Instructions for the task:
Return all lines that include the string "color".

--- start of Record extracts ---

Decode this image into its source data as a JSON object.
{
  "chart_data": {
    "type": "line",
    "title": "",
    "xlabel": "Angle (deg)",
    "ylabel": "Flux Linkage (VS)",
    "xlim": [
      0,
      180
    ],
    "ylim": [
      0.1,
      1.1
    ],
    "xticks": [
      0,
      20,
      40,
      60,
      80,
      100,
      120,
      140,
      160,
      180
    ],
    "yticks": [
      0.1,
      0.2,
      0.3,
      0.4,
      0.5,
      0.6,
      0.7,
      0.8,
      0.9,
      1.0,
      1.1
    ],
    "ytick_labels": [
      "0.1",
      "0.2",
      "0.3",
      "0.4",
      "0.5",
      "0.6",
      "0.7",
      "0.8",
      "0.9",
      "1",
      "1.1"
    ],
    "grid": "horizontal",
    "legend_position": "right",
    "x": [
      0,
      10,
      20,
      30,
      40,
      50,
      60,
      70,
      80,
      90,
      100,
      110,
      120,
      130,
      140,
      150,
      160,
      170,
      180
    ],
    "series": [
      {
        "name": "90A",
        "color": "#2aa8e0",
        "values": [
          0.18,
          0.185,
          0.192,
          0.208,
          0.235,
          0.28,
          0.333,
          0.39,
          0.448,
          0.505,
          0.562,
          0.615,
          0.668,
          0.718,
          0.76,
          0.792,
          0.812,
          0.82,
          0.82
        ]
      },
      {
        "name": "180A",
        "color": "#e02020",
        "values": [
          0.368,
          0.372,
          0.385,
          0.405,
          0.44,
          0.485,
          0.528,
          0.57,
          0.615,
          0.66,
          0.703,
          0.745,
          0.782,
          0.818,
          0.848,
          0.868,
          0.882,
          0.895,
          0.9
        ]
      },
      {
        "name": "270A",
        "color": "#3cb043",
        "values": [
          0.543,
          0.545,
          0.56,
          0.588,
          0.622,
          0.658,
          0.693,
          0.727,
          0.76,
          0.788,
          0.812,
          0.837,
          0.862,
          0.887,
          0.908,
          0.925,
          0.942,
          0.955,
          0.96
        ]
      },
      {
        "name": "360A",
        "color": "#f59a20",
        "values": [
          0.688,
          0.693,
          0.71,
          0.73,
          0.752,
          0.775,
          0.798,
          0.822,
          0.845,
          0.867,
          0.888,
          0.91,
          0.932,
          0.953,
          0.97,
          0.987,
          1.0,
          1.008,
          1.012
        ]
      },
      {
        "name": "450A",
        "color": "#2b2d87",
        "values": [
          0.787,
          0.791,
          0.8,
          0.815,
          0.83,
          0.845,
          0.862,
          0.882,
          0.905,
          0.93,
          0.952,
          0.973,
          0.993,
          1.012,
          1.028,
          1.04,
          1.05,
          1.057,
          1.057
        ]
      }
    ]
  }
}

--- end of Record extracts ---

Solution to the exercise:
        "color": "#2aa8e0",
        "color": "#e02020",
        "color": "#3cb043",
        "color": "#f59a20",
        "color": "#2b2d87",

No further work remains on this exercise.